--- Entries provided ---
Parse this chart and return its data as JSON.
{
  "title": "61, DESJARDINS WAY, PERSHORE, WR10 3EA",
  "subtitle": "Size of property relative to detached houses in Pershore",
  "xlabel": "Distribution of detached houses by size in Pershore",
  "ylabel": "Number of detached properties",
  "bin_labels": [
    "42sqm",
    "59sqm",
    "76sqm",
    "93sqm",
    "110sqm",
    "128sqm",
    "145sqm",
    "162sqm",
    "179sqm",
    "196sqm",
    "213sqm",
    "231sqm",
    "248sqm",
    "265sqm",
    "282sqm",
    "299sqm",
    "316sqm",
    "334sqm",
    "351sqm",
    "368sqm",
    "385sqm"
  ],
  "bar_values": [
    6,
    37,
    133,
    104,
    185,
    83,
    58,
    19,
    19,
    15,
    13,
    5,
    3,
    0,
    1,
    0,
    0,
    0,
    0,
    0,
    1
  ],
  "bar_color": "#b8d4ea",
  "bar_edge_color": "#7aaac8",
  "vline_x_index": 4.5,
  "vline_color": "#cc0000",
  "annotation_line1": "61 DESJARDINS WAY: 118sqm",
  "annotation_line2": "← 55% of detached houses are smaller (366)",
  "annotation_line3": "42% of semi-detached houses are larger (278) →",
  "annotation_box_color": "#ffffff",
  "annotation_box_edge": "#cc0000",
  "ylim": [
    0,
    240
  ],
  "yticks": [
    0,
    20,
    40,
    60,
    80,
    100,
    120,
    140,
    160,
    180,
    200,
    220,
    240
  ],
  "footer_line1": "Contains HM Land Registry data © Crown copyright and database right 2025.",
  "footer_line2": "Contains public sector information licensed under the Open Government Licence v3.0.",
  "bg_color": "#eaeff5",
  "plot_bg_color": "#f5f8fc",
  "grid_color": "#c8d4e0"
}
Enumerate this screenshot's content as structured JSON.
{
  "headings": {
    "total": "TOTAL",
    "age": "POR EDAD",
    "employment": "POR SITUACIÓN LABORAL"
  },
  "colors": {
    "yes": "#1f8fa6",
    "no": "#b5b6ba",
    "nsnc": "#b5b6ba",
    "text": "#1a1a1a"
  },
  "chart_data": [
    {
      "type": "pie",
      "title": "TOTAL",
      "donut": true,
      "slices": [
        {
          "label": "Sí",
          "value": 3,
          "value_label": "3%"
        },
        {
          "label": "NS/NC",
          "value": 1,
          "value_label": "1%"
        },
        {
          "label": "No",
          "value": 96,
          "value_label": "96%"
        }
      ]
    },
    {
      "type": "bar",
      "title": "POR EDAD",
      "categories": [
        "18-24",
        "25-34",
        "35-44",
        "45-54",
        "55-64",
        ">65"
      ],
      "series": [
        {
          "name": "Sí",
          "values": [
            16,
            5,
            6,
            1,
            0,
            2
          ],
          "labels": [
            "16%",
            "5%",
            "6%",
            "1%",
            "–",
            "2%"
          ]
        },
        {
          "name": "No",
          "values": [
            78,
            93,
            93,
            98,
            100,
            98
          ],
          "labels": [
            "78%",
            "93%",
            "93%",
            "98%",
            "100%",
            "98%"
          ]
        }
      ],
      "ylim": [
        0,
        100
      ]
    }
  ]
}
---
■ What needs to be done:
Find each line holding the string "Contains" and copy it out.

■ The completed task:
  "footer_line1": "Contains HM Land Registry data © Crown copyright and database right 2025.",
  "footer_line2": "Contains public sector information licensed under the Open Government Licence v3.0.",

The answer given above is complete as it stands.